## What you will do:
Search the records below for the word "каплей". Pull out each line that has it.

(Some records)
* * *

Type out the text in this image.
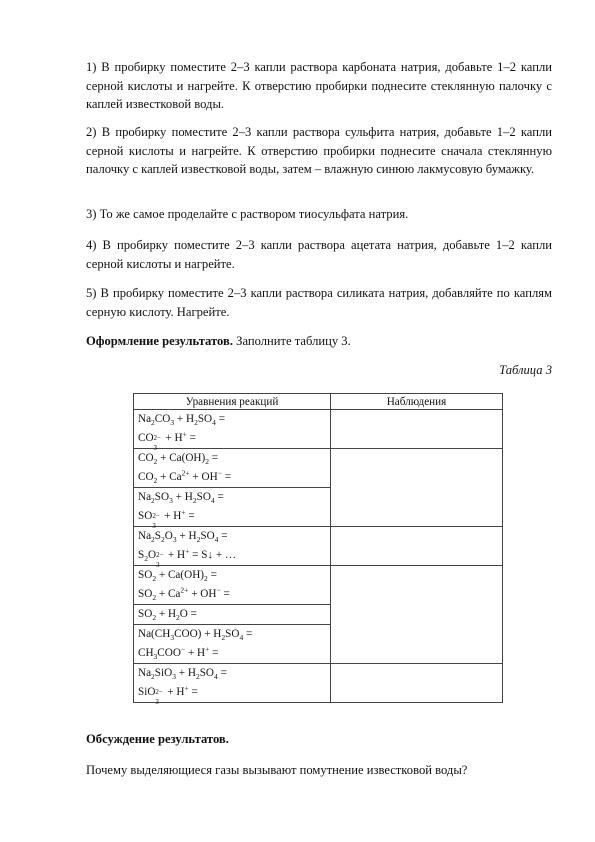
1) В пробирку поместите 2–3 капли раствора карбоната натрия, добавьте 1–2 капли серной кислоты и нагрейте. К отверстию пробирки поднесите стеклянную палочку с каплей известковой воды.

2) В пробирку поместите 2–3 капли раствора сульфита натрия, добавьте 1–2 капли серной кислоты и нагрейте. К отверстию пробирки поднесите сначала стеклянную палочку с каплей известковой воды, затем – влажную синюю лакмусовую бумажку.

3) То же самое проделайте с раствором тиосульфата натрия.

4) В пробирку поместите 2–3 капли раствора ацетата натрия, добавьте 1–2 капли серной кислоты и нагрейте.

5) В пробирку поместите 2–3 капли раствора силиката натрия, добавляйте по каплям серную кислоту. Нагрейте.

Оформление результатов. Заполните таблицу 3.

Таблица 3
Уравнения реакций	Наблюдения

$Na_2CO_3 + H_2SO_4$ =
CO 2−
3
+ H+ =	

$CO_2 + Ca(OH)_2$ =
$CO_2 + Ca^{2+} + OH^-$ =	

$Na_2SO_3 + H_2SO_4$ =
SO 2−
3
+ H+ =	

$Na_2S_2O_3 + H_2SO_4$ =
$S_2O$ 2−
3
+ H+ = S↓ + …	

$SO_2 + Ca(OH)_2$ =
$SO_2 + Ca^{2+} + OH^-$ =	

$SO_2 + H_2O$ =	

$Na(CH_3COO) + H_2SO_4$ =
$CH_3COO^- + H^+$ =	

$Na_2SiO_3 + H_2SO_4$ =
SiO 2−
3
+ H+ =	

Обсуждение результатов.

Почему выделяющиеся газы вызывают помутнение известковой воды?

* * *

## Correct result:
1) В пробирку поместите 2–3 капли раствора карбоната натрия, добавьте 1–2 капли серной кислоты и нагрейте. К отверстию пробирки поднесите стеклянную палочку с каплей известковой воды.
2) В пробирку поместите 2–3 капли раствора сульфита натрия, добавьте 1–2 капли серной кислоты и нагрейте. К отверстию пробирки поднесите сначала стеклянную палочку с каплей известковой воды, затем – влажную синюю лакмусовую бумажку.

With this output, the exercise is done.